==== DATA LISTING

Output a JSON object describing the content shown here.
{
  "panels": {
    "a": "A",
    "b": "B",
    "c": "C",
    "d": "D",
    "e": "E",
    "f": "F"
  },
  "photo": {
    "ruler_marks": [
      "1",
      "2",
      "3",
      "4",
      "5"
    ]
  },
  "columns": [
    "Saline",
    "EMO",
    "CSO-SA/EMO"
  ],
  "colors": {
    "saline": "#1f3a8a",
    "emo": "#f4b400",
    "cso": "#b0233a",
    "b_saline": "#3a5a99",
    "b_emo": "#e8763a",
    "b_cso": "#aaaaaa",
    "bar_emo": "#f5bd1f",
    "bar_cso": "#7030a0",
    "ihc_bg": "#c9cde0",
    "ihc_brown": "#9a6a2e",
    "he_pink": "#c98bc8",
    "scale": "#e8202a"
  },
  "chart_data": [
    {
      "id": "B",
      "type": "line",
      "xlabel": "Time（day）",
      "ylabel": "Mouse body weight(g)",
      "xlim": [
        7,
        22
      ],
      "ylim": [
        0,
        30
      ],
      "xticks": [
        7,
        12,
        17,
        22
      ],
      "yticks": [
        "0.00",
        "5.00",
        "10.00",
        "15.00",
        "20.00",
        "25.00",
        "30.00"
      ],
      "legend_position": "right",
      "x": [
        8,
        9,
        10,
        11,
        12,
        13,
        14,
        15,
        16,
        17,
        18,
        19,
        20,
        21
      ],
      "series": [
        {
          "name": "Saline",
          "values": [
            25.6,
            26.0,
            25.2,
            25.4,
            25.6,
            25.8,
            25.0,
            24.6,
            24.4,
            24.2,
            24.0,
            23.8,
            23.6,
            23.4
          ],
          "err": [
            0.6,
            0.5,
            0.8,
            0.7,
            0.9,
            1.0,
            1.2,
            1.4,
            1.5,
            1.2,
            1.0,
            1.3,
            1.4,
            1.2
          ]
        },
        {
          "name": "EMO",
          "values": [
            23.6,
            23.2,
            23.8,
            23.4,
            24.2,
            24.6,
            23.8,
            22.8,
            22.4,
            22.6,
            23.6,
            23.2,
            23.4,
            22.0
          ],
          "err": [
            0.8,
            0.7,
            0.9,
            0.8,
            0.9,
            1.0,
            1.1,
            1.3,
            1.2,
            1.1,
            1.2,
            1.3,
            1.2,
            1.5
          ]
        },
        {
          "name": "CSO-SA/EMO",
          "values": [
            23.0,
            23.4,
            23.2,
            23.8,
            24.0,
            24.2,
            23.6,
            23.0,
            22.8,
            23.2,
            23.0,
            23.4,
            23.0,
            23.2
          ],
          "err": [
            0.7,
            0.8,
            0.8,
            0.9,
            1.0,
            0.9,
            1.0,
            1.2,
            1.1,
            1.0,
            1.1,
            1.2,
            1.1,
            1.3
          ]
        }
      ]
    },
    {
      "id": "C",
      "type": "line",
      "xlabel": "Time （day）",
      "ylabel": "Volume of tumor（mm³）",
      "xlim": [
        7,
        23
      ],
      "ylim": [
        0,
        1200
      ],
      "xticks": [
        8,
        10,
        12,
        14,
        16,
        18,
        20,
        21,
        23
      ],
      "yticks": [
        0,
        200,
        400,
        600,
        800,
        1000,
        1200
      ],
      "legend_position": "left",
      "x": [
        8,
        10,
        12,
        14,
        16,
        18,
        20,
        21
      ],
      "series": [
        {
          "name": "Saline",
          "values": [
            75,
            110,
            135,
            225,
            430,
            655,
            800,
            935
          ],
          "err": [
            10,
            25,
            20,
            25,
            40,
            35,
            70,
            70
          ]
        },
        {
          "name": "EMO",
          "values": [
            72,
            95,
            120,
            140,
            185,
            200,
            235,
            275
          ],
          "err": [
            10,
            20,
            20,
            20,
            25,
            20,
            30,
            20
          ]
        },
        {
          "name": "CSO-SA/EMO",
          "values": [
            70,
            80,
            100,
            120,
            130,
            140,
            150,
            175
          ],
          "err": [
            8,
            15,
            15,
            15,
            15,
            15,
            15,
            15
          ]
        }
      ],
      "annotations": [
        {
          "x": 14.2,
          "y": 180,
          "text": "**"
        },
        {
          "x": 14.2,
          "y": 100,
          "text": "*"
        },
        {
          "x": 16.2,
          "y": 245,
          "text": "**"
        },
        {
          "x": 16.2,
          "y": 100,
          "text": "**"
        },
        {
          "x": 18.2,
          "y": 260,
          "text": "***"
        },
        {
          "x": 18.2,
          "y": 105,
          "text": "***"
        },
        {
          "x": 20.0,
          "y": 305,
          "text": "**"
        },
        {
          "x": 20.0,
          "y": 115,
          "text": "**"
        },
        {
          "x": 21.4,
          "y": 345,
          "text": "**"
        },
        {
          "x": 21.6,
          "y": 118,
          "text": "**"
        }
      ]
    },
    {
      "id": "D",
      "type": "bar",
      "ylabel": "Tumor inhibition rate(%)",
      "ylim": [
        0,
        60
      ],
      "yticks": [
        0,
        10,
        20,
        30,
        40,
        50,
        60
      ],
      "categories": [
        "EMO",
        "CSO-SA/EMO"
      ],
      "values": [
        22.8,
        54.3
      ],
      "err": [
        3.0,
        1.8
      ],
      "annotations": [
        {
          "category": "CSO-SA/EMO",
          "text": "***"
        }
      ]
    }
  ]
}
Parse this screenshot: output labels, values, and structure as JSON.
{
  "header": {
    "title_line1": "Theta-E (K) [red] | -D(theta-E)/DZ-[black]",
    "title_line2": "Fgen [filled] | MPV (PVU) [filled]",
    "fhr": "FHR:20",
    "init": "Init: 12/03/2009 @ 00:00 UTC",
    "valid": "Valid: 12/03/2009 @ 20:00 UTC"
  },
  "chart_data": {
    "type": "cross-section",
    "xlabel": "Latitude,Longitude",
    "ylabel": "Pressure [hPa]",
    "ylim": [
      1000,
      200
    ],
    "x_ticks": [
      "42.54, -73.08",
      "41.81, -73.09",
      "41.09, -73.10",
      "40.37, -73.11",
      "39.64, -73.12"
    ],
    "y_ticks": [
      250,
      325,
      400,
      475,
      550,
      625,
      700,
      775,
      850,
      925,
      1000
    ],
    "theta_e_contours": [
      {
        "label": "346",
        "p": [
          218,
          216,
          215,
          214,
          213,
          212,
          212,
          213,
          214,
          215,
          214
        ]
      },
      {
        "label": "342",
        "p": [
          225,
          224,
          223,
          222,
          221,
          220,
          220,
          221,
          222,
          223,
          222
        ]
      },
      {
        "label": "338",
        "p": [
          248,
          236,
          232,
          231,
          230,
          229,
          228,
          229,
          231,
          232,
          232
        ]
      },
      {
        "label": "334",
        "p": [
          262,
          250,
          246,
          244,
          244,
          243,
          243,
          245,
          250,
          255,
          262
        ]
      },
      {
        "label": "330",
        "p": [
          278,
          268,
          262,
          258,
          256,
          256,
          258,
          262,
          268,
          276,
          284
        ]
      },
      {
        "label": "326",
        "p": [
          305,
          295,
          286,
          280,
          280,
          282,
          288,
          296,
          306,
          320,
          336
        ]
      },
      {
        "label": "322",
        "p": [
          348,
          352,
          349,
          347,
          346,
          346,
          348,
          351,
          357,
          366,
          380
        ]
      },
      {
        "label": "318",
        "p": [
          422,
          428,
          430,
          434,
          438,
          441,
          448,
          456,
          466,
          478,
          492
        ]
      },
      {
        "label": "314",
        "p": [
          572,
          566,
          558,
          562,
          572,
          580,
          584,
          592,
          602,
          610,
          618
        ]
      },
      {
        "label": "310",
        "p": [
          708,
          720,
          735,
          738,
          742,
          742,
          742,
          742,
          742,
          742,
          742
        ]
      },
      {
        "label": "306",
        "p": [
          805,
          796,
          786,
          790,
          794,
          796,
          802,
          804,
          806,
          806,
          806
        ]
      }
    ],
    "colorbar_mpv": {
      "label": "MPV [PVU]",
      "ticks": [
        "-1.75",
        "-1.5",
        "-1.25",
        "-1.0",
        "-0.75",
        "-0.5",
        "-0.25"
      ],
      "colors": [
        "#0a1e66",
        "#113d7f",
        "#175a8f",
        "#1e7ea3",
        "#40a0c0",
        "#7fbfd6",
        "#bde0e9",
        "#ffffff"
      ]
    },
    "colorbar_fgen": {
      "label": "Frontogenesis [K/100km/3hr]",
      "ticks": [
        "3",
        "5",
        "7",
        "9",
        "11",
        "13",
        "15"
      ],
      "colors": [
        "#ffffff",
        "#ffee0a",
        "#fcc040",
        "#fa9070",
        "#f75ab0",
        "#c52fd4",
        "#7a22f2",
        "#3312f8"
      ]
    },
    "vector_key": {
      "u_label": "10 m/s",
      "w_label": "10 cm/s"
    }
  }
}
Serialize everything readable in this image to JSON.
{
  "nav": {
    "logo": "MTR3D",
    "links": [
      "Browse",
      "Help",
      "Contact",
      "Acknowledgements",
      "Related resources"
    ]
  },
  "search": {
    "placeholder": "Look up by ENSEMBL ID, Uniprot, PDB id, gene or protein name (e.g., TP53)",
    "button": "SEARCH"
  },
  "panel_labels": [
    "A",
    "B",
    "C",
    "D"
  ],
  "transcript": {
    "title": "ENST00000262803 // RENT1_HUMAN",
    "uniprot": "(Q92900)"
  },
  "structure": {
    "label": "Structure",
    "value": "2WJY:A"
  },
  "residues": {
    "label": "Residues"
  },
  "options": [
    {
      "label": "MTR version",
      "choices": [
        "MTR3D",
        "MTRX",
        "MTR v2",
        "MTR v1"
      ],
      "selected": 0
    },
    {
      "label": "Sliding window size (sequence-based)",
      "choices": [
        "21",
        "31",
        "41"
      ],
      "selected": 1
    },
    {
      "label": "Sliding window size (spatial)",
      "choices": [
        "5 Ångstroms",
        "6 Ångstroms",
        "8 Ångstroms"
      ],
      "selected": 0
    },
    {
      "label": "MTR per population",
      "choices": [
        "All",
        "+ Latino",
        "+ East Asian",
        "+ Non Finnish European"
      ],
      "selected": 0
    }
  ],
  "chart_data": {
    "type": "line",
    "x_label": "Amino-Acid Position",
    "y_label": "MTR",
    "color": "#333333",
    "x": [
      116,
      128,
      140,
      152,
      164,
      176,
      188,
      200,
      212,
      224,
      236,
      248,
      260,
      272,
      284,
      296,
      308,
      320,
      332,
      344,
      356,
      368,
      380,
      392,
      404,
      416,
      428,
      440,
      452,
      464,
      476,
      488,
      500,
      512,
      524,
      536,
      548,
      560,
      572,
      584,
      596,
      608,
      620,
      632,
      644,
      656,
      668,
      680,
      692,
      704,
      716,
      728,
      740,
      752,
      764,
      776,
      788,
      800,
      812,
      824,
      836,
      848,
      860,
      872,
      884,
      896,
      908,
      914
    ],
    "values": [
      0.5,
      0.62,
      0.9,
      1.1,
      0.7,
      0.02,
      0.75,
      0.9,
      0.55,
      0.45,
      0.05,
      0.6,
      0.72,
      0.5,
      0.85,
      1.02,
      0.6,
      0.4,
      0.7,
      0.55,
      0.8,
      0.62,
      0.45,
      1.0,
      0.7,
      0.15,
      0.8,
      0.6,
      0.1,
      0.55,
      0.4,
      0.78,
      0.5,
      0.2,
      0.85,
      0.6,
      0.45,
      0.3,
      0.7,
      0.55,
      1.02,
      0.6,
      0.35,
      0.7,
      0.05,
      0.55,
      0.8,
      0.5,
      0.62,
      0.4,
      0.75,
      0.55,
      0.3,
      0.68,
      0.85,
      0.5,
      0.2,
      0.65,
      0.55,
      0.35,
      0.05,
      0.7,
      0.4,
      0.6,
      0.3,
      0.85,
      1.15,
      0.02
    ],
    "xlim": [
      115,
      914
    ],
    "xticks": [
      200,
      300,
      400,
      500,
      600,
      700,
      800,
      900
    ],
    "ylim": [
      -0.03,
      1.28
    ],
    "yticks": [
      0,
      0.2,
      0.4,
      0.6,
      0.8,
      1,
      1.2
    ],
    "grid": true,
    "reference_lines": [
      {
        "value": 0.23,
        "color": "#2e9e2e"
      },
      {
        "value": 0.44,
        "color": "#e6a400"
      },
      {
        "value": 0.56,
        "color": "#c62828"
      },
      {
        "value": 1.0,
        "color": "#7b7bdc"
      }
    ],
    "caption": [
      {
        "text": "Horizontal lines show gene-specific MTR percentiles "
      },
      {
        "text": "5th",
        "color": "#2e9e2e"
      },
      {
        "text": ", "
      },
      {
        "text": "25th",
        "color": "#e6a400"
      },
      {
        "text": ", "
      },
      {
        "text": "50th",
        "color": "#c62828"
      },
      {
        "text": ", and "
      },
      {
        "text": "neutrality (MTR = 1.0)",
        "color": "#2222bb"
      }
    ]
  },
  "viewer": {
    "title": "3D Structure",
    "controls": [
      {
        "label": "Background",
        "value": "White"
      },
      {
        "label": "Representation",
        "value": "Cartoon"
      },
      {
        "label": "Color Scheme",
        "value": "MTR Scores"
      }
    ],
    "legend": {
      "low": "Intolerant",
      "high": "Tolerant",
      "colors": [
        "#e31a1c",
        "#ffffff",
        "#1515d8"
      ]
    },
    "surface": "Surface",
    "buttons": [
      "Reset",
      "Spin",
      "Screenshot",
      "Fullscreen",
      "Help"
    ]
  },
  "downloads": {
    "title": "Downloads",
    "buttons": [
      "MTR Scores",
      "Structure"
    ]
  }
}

========

» WHAT YOU HAVE TO DO
Every line in the listing that holds the string "type" should be copied out.

» SOLUTION TO THIS PROBLEM
      "type": "line",
      "type": "line",
      "type": "bar",
    "type": "cross-section",
    "type": "line",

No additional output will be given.